---------- Exercise materials

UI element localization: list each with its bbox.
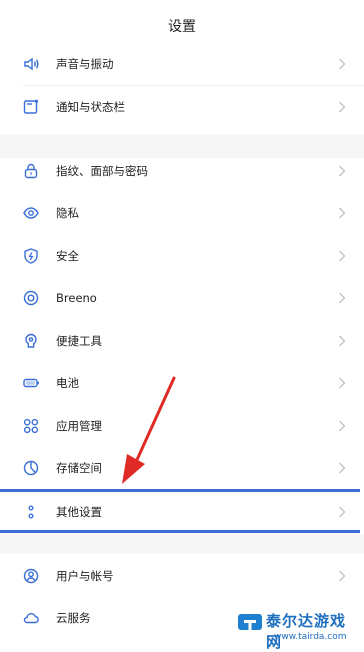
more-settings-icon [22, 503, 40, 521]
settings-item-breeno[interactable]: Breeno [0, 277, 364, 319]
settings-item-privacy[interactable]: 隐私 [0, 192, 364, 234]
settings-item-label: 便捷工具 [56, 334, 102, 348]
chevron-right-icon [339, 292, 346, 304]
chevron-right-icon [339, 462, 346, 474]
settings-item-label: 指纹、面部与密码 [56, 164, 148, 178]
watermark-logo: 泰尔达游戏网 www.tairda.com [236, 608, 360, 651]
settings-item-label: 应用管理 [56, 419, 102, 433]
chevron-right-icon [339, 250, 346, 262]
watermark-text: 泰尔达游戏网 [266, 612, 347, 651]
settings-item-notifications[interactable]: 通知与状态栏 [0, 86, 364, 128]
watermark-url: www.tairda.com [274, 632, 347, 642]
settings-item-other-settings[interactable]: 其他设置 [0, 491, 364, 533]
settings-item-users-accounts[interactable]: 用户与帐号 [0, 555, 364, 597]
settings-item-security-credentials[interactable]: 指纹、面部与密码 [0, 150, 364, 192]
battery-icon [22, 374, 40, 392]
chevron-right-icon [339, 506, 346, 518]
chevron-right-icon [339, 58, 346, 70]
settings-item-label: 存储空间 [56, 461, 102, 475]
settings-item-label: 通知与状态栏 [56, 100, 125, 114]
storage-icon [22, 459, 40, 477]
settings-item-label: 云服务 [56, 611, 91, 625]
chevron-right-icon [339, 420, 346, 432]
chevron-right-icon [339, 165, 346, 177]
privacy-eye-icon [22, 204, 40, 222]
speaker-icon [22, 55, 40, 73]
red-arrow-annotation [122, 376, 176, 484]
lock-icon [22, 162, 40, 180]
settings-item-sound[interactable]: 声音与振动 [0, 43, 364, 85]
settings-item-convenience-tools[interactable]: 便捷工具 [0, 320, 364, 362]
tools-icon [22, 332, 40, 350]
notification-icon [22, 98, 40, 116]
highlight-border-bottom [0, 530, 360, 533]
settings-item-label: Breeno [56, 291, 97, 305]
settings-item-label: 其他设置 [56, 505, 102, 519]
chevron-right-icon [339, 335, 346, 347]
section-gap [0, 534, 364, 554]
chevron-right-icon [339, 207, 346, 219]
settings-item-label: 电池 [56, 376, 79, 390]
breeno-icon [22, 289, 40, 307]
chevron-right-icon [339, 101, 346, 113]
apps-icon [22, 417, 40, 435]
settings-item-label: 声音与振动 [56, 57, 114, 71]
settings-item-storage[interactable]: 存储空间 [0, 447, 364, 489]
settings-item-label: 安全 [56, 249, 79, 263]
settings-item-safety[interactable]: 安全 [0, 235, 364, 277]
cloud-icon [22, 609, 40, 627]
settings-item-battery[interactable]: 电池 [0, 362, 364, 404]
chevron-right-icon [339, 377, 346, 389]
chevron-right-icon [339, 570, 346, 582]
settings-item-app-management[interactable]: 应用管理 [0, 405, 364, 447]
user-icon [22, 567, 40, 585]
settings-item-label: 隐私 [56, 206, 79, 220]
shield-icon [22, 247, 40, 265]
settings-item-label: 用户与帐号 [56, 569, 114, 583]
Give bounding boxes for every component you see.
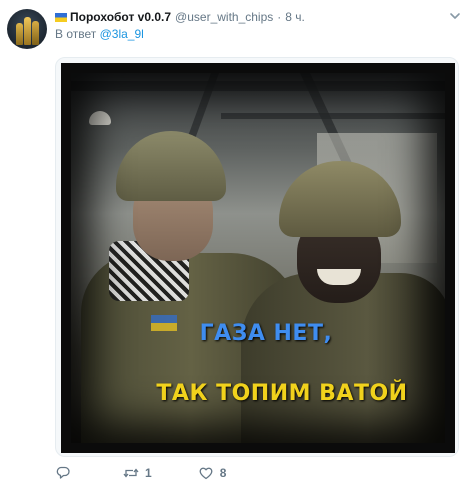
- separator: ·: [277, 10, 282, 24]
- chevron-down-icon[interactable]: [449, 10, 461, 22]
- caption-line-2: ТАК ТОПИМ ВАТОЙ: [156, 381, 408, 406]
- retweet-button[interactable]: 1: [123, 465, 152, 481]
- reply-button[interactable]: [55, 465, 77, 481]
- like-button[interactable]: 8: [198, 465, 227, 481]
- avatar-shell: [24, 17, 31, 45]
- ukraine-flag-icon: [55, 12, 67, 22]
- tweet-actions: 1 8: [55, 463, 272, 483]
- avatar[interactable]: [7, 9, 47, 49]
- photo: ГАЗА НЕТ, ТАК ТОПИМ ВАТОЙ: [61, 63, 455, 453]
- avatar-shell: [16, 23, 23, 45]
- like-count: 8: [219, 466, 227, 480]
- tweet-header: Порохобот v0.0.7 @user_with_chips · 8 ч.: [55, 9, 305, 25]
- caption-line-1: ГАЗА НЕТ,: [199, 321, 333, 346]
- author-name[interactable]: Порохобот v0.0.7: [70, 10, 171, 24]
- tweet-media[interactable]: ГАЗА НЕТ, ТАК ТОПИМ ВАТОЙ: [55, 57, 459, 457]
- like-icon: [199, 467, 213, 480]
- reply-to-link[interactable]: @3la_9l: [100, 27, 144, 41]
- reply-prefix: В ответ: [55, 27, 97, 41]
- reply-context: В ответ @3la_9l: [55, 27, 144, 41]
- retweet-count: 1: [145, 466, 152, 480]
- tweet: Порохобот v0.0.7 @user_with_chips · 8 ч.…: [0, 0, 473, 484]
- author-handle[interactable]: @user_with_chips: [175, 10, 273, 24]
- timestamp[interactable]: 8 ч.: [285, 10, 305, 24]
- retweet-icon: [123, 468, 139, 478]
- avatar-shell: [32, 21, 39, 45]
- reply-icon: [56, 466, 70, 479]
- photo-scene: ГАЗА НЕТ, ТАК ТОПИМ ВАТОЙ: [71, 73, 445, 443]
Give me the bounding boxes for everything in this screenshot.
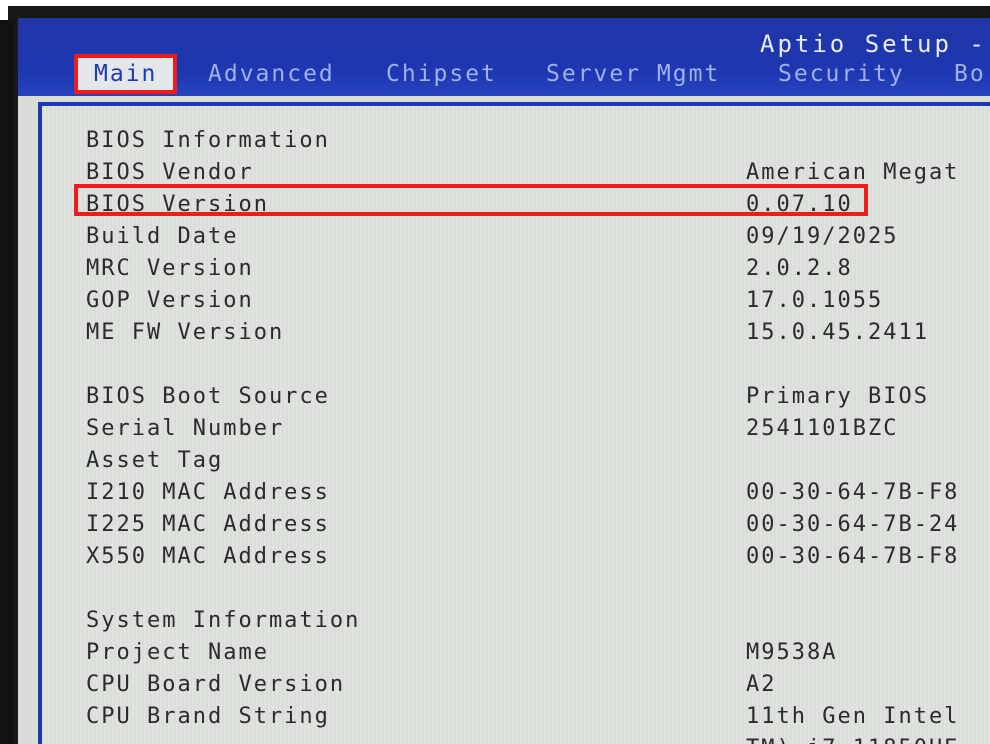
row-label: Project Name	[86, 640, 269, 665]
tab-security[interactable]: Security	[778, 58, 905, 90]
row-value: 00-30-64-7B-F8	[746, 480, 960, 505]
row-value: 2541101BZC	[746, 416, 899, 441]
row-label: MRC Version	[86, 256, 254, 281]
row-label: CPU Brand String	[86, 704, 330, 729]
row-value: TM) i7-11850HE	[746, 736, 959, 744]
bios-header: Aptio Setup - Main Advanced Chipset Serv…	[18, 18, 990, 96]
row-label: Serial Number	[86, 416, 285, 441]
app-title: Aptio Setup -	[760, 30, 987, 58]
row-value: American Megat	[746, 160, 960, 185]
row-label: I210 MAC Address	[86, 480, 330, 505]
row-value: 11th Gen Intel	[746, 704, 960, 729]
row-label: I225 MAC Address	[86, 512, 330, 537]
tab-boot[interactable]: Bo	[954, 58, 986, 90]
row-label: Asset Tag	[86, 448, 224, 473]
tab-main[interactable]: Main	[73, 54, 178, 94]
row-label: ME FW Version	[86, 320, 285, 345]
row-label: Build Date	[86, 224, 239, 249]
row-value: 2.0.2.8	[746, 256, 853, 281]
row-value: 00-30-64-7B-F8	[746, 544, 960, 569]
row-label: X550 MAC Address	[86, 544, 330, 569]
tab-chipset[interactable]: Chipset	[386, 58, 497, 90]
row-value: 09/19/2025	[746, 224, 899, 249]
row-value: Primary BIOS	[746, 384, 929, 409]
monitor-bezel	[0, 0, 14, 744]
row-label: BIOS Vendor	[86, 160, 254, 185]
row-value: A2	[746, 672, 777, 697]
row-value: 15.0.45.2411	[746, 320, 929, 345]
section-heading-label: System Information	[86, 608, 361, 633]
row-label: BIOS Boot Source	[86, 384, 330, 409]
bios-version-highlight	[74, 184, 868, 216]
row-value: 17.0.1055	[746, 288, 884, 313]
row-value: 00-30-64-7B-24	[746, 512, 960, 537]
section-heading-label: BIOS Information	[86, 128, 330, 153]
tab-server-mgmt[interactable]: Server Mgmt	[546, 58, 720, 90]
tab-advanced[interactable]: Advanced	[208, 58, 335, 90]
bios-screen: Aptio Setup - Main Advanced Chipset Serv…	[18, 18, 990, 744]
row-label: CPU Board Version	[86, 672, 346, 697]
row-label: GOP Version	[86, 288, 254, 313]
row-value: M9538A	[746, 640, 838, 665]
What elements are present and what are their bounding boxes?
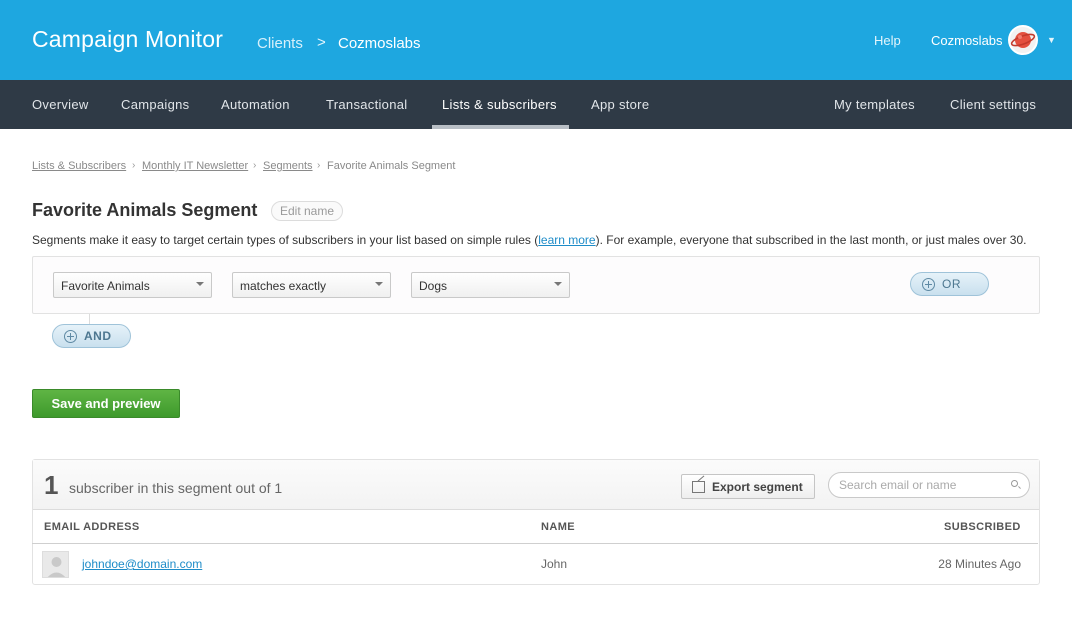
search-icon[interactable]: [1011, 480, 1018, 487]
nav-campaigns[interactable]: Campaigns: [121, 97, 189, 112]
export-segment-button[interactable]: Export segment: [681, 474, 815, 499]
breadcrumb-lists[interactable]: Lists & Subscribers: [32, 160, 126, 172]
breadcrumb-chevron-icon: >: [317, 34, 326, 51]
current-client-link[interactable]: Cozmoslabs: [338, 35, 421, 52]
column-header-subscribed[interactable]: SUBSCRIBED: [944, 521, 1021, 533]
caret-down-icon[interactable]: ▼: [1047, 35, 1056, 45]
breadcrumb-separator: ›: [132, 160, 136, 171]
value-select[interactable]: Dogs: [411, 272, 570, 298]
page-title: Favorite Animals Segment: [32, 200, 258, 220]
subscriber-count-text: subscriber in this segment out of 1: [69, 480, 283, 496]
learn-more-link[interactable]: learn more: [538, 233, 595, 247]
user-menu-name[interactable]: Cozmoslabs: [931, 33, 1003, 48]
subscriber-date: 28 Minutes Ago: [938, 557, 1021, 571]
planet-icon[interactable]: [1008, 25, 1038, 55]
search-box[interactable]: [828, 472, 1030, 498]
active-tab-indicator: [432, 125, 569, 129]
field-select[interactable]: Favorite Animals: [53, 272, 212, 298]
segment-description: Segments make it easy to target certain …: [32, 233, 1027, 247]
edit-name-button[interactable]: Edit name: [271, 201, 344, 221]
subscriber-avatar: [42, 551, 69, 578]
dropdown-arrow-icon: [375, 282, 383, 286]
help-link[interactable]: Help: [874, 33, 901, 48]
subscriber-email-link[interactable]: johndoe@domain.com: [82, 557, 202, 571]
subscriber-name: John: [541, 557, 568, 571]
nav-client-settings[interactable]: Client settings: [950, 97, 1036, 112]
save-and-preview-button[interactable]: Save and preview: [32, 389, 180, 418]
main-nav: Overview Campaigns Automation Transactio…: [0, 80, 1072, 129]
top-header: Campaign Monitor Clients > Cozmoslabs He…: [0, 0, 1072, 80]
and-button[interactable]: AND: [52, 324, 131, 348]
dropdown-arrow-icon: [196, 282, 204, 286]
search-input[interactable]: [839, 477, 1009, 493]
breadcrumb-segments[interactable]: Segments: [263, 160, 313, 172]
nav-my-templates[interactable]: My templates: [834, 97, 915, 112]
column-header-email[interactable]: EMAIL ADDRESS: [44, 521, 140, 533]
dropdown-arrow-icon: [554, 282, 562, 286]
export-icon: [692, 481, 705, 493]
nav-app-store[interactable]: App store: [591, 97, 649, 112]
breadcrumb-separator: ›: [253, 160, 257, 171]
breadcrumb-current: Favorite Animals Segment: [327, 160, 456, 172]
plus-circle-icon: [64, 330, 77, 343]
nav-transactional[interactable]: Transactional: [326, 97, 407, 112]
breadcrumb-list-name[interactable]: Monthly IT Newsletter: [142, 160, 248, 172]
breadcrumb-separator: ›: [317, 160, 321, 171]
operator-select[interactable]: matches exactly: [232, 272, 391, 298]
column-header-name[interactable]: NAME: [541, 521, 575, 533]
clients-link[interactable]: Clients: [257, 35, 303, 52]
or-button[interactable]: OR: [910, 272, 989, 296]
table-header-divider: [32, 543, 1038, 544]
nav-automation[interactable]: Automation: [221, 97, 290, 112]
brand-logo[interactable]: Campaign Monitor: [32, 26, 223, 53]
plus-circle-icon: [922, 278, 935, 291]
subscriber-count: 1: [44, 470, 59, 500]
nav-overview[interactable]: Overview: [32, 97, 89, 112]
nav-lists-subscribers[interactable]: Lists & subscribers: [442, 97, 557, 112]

--------------------

» **Instruction**:
Substitute "Cats" for "Dogs" in the stretch from the line containing "search-icon[interactable]: [1011, 480, 1018, 487]" through the line containing "search-box[interactable]: [828, 472, 1030, 498]", and give back only those lines with everything else unchanged.

» **Response below**:
search-icon[interactable]: [1011, 480, 1018, 487]
nav-campaigns[interactable]: Campaigns: [121, 97, 189, 112]
export-segment-button[interactable]: Export segment: [681, 474, 815, 499]
breadcrumb-lists[interactable]: Lists & Subscribers: [32, 160, 126, 172]
breadcrumb-chevron-icon: >: [317, 34, 326, 51]
current-client-link[interactable]: Cozmoslabs: [338, 35, 421, 52]
column-header-subscribed[interactable]: SUBSCRIBED: [944, 521, 1021, 533]
caret-down-icon[interactable]: ▼: [1047, 35, 1056, 45]
breadcrumb-separator: ›: [132, 160, 136, 171]
value-select[interactable]: Cats: [411, 272, 570, 298]
page-title: Favorite Animals Segment: [32, 200, 258, 220]
subscriber-count-text: subscriber in this segment out of 1: [69, 480, 283, 496]
learn-more-link[interactable]: learn more: [538, 233, 595, 247]
user-menu-name[interactable]: Cozmoslabs: [931, 33, 1003, 48]
subscriber-date: 28 Minutes Ago: [938, 557, 1021, 571]
planet-icon[interactable]: [1008, 25, 1038, 55]
search-box[interactable]: [828, 472, 1030, 498]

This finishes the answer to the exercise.